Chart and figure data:

= = = = =

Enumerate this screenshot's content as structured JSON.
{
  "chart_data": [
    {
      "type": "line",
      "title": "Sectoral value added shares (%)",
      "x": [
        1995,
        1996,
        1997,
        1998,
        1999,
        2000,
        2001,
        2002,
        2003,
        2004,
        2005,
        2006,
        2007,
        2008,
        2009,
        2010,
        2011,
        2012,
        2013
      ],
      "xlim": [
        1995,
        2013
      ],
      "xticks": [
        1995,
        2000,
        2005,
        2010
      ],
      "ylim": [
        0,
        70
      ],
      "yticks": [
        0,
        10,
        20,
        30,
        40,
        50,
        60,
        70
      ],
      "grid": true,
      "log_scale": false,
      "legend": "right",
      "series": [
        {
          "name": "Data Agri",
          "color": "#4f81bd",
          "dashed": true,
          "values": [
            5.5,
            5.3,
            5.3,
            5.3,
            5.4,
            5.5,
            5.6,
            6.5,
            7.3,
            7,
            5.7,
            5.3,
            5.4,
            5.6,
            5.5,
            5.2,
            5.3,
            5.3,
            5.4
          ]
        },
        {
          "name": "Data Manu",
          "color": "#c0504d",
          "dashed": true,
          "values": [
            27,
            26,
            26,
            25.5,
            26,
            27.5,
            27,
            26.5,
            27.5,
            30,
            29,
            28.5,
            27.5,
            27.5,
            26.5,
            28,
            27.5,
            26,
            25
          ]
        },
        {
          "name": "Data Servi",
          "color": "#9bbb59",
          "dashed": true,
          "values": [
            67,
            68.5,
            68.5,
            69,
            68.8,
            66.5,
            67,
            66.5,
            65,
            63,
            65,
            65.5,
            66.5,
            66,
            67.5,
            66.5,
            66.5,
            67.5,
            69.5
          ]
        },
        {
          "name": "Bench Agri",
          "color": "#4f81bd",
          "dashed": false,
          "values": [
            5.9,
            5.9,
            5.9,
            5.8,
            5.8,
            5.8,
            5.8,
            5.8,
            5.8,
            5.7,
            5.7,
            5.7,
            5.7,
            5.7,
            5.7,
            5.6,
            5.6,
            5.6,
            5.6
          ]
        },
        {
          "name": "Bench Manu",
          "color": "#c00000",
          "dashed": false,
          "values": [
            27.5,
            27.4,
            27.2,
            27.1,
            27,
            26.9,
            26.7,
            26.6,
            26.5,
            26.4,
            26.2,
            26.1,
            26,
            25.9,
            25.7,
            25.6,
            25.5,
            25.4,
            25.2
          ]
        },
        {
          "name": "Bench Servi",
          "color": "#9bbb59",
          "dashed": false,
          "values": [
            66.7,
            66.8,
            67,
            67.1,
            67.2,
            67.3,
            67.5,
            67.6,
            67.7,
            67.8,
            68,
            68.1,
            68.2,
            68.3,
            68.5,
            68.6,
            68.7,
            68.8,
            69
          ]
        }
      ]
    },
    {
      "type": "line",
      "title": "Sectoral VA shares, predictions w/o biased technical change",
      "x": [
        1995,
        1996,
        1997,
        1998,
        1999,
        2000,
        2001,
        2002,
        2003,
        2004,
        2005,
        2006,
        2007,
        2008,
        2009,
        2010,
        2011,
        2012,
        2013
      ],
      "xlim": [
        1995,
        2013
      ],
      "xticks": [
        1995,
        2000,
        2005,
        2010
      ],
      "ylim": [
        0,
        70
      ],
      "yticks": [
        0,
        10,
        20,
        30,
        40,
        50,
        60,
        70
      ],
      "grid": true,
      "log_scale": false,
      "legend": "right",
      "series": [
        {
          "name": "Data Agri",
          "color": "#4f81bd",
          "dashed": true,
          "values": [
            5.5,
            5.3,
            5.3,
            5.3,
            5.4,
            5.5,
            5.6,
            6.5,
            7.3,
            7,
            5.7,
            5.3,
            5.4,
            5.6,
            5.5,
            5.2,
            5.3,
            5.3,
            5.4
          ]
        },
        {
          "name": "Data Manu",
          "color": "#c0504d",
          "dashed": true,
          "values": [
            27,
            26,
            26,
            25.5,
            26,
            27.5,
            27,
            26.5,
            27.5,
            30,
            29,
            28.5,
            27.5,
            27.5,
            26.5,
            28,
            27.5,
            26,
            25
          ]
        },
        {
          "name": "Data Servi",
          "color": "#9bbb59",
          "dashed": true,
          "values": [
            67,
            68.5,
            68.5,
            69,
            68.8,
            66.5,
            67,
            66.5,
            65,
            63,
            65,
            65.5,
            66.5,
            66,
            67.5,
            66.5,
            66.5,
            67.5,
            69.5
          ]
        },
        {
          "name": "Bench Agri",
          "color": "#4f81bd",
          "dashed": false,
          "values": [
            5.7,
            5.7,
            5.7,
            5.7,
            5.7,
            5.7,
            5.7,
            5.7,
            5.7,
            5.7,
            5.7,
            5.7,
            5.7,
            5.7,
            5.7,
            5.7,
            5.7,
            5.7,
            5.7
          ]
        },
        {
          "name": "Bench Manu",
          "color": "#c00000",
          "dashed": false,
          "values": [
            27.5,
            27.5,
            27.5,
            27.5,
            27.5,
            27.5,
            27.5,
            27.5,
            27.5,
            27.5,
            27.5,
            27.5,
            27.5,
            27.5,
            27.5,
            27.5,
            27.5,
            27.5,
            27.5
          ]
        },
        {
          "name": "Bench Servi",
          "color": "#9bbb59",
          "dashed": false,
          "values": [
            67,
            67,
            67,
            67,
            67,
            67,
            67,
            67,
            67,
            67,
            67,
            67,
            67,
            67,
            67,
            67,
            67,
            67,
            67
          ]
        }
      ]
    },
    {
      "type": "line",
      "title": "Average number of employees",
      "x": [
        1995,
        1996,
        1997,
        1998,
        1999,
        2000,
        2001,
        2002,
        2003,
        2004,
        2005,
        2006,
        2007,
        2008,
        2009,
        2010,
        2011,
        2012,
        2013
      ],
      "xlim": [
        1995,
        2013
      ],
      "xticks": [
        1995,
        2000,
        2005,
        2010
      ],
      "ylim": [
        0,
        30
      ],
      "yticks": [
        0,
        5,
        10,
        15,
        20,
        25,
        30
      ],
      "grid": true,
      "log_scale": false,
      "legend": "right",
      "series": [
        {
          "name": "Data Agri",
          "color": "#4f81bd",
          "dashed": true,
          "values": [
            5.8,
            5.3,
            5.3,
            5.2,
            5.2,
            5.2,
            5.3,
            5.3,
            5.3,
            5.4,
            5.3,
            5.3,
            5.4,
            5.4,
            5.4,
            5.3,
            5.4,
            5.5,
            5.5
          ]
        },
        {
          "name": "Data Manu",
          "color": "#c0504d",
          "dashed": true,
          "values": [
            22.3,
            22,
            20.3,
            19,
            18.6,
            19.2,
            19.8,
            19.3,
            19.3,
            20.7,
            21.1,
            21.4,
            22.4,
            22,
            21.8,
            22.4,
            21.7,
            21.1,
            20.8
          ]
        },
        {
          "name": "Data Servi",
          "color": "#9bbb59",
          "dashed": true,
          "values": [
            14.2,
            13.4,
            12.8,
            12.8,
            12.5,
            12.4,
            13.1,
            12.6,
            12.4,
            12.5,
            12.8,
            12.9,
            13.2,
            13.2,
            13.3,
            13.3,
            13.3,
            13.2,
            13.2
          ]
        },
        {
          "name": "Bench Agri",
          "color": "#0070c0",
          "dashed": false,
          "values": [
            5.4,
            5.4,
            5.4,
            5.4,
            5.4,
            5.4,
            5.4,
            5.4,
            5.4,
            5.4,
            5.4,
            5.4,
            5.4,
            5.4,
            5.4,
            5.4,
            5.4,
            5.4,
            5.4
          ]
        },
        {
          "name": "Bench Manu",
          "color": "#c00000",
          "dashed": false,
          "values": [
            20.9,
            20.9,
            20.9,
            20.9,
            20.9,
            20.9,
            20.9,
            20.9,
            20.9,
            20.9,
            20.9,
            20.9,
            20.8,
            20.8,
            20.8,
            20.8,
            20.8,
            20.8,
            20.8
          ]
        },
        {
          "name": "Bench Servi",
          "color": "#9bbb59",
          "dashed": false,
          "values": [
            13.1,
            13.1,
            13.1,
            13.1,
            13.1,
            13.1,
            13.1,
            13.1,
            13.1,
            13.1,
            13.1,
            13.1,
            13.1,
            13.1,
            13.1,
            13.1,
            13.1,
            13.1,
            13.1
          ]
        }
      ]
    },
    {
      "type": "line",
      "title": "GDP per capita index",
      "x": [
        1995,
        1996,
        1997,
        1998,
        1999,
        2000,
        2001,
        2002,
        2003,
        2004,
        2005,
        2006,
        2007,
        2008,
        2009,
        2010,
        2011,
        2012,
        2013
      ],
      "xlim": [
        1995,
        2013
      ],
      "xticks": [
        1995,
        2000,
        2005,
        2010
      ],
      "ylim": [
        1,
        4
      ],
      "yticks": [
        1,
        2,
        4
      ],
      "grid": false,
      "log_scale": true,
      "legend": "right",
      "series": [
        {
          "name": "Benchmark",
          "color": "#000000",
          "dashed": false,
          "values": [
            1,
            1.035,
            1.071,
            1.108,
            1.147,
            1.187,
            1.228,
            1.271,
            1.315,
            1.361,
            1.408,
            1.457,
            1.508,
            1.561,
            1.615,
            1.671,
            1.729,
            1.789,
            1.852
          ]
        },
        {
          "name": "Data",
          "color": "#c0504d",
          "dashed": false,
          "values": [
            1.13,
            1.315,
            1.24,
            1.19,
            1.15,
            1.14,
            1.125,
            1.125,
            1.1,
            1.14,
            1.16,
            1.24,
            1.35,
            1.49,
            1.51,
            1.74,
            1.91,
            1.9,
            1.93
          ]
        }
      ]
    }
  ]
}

= = = = =

■ Aim of the task
Check every line of the data, and copy the ones that contain "title".

■ Solution to the problem
      "title": "Sectoral value added shares (%)",
      "title": "Sectoral VA shares, predictions w/o biased technical change",
      "title": "Average number of employees",
      "title": "GDP per capita index",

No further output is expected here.